═════ Vorliegender Text

Aufbruchstimmung in Forchheim (Oberfranken) : Datum: Autor: Autor/in: Peer Zickgraf
Aufbruchsstimmung in Bayern: Nicht nur mehr Ganztagsschulen, sondern vernetzte, auf Qualität beruhende Bildungsregionen hat das Land auf seine Agenda gesetzt. Dies verdeutlichte eindrucksvoll eine Tagung zum Thema "Ganztagsschule - Forschung, Erfahrungen, Praxis", die am 28. und 29. Februar 2008 in Forchheim veranstaltet wurde. Dabei wurde in Bayern eine Premiere begangen, denn nie zuvor haben sich im Land so viele Fachleute zur Idee und Praxis der Ganztagsschulen ausgetauscht. Von Forchheim - darin waren sich die Veranstalter der Tagung einig - ging ein Signal für die Ganztagsschulen in Bayern aus.
Eine Tagung in Bayern, die noch lange im Gedächtnis bleiben wird: In Forchheim (Oberfranken) waren die Ganztagsschulen erstmals Gegenstand einer parteienübergreifenden Debatte und Mittelpunkt einer Veranstaltung von überregionaler Bedeutung: "Dass so eine Veranstaltung in Bayern stattfindet, ist sensationell", fanden Dr. Birgit Hoyer vom Zentrum für Lehrerbildung der Universität Würzburg und Prof. Sybille Rahm vom Bamberger Zentrum für Lehrerbildung als Mitveranstalter der Tagung.
Starke Partner standen ihnen zur Seite, darunter das Bayerische Staatsministerium für Unterricht und Kultus, die Initiative FOrsprung, der Bayerische Lehrer- und Lehrerinnenverband, der Bayerische Philologenverband, der Bayerische Realschullehrerverband, die Heidehof-Stiftung, die Oberfranken-Stiftung und weitere private Unterstützer.
Wenn Politiker zuhören und sich fortbilden
Nie zuvor hätten sich Lehrkräfte und Wissenschaftler auf einer gemeinsamen Veranstaltung mit dem Thema Ganztagsschule beschäftigt. Wichtig sei, dass diese Diskussion nun ideologiefrei geführt werde, meinte Dr. Thomas Beck, Geschäftsführer des Bamberger Zentrums für Lehrerbildung. "Nicht nur viele Schulleiterinnen und Schulleiter, Lehrerinnen und Lehrer, sondern auch viele Politiker sind hier, um zuzuhören und zu lernen". Zu diesem Zeitpunkt war der Forchheimer Rathaussaal mit über 250 Besuchern bereits bis auf den letzten Platz ausgebucht. Sie erlebten eine Aufbruchsstimmung, deren Signalwirkung anhalten dürfte.

══════════
═════ Vorliegende Angaben

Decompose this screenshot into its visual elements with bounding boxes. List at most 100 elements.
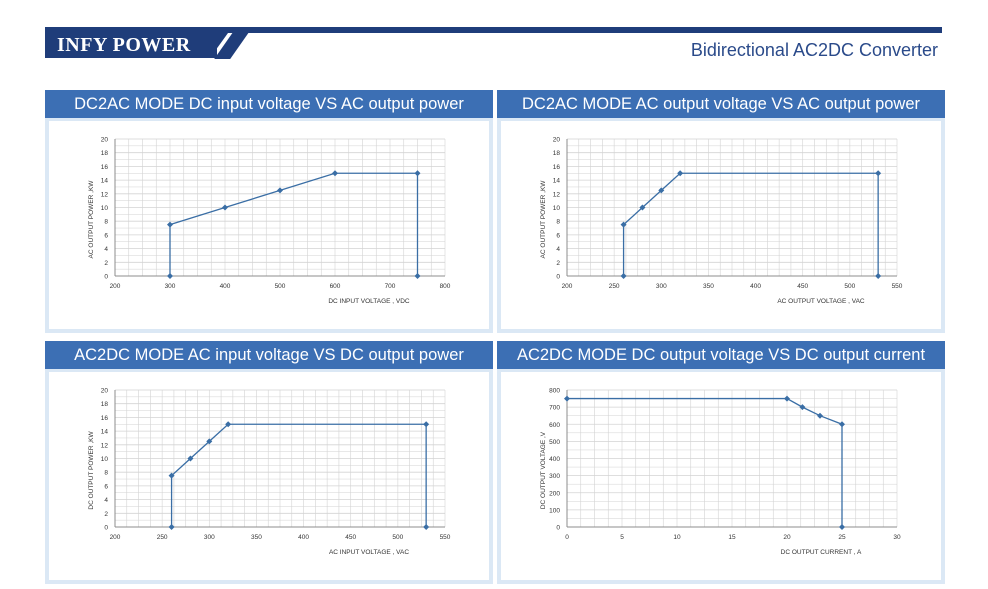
- y-axis-label: AC OUTPUT POWER ,KW: [88, 180, 95, 259]
- x-tick-label: 400: [750, 283, 761, 290]
- y-tick-label: 6: [104, 232, 108, 239]
- data-point-marker: [784, 395, 790, 402]
- data-point-marker: [222, 204, 228, 211]
- x-tick-label: 400: [220, 283, 231, 290]
- line-chart: 0 2 4 6 8 10 12 14 16 18 20 200 300 400 500 600 700 800 DC…: [88, 137, 451, 306]
- x-tick-label: 400: [298, 534, 309, 541]
- y-tick-label: 8: [556, 219, 560, 226]
- y-tick-label: 6: [556, 232, 560, 239]
- data-point-marker: [658, 187, 665, 194]
- data-point-marker: [277, 187, 283, 194]
- chart-panel-dc2ac-input-voltage: DC2AC MODE DC input voltage VS AC output…: [45, 90, 493, 333]
- data-point-marker: [799, 404, 806, 411]
- data-point-marker: [423, 524, 430, 530]
- chart-panel-dc2ac-output-voltage: DC2AC MODE AC output voltage VS AC outpu…: [497, 90, 945, 333]
- y-tick-label: 2: [556, 260, 560, 267]
- y-tick-label: 100: [549, 507, 560, 514]
- series-line: [567, 397, 843, 527]
- y-tick-label: 18: [101, 401, 109, 408]
- y-tick-label: 10: [101, 205, 109, 212]
- chart-plot-area: 0 2 4 6 8 10 12 14 16 18 20 200 300 400 500 600 700 800 DC…: [49, 121, 489, 329]
- x-tick-label: 5: [620, 534, 624, 541]
- data-point-marker: [168, 472, 175, 479]
- y-tick-label: 20: [101, 388, 109, 395]
- y-tick-label: 4: [556, 246, 560, 253]
- y-tick-label: 0: [104, 274, 108, 281]
- data-point-marker: [167, 273, 173, 279]
- header-rule: [45, 27, 942, 33]
- x-tick-label: 450: [345, 534, 356, 541]
- y-tick-label: 0: [104, 525, 108, 532]
- y-tick-label: 600: [549, 422, 560, 429]
- y-tick-label: 14: [101, 178, 109, 185]
- data-point-marker: [564, 395, 570, 402]
- x-axis-label: AC INPUT VOLTAGE , VAC: [329, 549, 409, 556]
- x-tick-label: 550: [892, 283, 903, 290]
- x-axis-label: DC OUTPUT CURRENT , A: [781, 549, 862, 556]
- y-tick-label: 12: [101, 442, 109, 449]
- chart-plot-area: 0 2 4 6 8 10 12 14 16 18 20 200 250 300 350 400 450 500 55…: [501, 121, 941, 329]
- y-tick-label: 18: [553, 150, 561, 157]
- y-tick-label: 2: [104, 260, 108, 267]
- data-point-marker: [206, 438, 213, 445]
- y-tick-label: 10: [101, 456, 109, 463]
- data-point-marker: [168, 524, 175, 530]
- y-axis-label: DC OUTPUT VOLTAGE ,V: [540, 431, 547, 509]
- y-tick-label: 4: [104, 246, 108, 253]
- y-axis-label: DC OUTPUT POWER ,KW: [88, 431, 95, 510]
- y-tick-label: 16: [101, 164, 109, 171]
- y-tick-label: 700: [549, 405, 560, 412]
- y-tick-label: 300: [549, 473, 560, 480]
- brand-logo: INFY POWER: [45, 33, 217, 58]
- data-point-marker: [677, 170, 684, 177]
- data-point-marker: [414, 170, 421, 177]
- data-point-marker: [414, 273, 421, 279]
- y-tick-label: 14: [101, 429, 109, 436]
- x-tick-label: 600: [330, 283, 341, 290]
- x-tick-label: 250: [609, 283, 620, 290]
- x-tick-label: 300: [204, 534, 215, 541]
- chart-panel-ac2dc-input-voltage: AC2DC MODE AC input voltage VS DC output…: [45, 341, 493, 584]
- y-tick-label: 200: [549, 490, 560, 497]
- line-chart: 0 2 4 6 8 10 12 14 16 18 20 200 250 300 350 400 450 500 55…: [540, 137, 903, 306]
- y-tick-label: 0: [556, 274, 560, 281]
- y-tick-label: 800: [549, 388, 560, 395]
- chart-plot-area: 0 100 200 300 400 500 600 700 800 0 5 10 15 20 25 30 DC …: [501, 372, 941, 580]
- chart-title: DC2AC MODE DC input voltage VS AC output…: [45, 90, 493, 118]
- chart-plot-area: 0 2 4 6 8 10 12 14 16 18 20 200 250 300 350 400 450 500 55…: [49, 372, 489, 580]
- x-tick-label: 350: [251, 534, 262, 541]
- y-tick-label: 10: [553, 205, 561, 212]
- chart-panel-ac2dc-output-current: AC2DC MODE DC output voltage VS DC outpu…: [497, 341, 945, 584]
- y-tick-label: 8: [104, 470, 108, 477]
- y-tick-label: 16: [101, 415, 109, 422]
- x-tick-label: 10: [673, 534, 681, 541]
- x-tick-label: 700: [385, 283, 396, 290]
- y-tick-label: 16: [553, 164, 561, 171]
- x-tick-label: 800: [440, 283, 451, 290]
- chart-title: DC2AC MODE AC output voltage VS AC outpu…: [497, 90, 945, 118]
- y-tick-label: 4: [104, 497, 108, 504]
- chart-title: AC2DC MODE AC input voltage VS DC output…: [45, 341, 493, 369]
- chart-title: AC2DC MODE DC output voltage VS DC outpu…: [497, 341, 945, 369]
- data-point-marker: [332, 170, 338, 177]
- y-tick-label: 0: [556, 525, 560, 532]
- x-tick-label: 15: [728, 534, 736, 541]
- y-tick-label: 2: [104, 511, 108, 518]
- data-point-marker: [620, 273, 627, 279]
- x-tick-label: 30: [893, 534, 901, 541]
- y-tick-label: 14: [553, 178, 561, 185]
- x-tick-label: 300: [656, 283, 667, 290]
- x-tick-label: 200: [562, 283, 573, 290]
- data-point-marker: [817, 412, 823, 419]
- y-tick-label: 500: [549, 439, 560, 446]
- x-tick-label: 25: [838, 534, 846, 541]
- x-tick-label: 20: [783, 534, 791, 541]
- data-point-marker: [639, 204, 646, 211]
- y-tick-label: 12: [101, 191, 109, 198]
- y-tick-label: 400: [549, 456, 560, 463]
- data-point-marker: [225, 421, 232, 428]
- data-point-marker: [167, 221, 173, 228]
- data-point-marker: [875, 170, 882, 177]
- y-axis-label: AC OUTPUT POWER ,KW: [540, 180, 547, 259]
- x-axis-label: AC OUTPUT VOLTAGE , VAC: [777, 298, 865, 305]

══════════

**Arbeitsauftrag 1:** Wiederhole aus den Datensätzen unverändert den Abschnitt, der mit der Zeile beginnt, die „- y-axis-label: AC OUTPUT POWER ,KW: [88, 180, 95, 259]“ enthält, und mit der Zeile endet, die „- x-tick-label: 400: [220, 283, 231, 290]“ enthält, beide Zeilen eingeschlossen.
**Arbeitsauftrag 2:** Führe den Text über die Forchheimer Tagung zu Ganztagsschulen im Anschluss an seinen letzten Satz weiter.
Die Datensätze stehen in keinem Zusammenhang mit dem Text.

**Lösung 1:**
- y-axis-label: AC OUTPUT POWER ,KW: [88, 180, 95, 259]
- x-tick-label: 400: [750, 283, 761, 290]
- y-tick-label: 6: [104, 232, 108, 239]
- data-point-marker: [784, 395, 790, 402]
- data-point-marker: [222, 204, 228, 211]
- x-tick-label: 400: [220, 283, 231, 290]

**Lösung 2:**
Das Renaissance-Fachwerk des 1490 errichteten Rathauses sowie die neugotisch-hölzerne Wandverkleidung und die kunstvollen Holzschnitzereien im Rathaussaal schufen eine einladende Atmosphäre und kündeten zugleich von einer Verbindung aus Tradition und Moderne. Es spricht für die Bildungsregion Forchheim, dass Oberbürgermeister Franz Stumpf der Tagung kostenlos die schönsten historischen Gebäude der Stadt, das Rathaus und die Kaiserpfalz, zur Verfügung gestellt hatte.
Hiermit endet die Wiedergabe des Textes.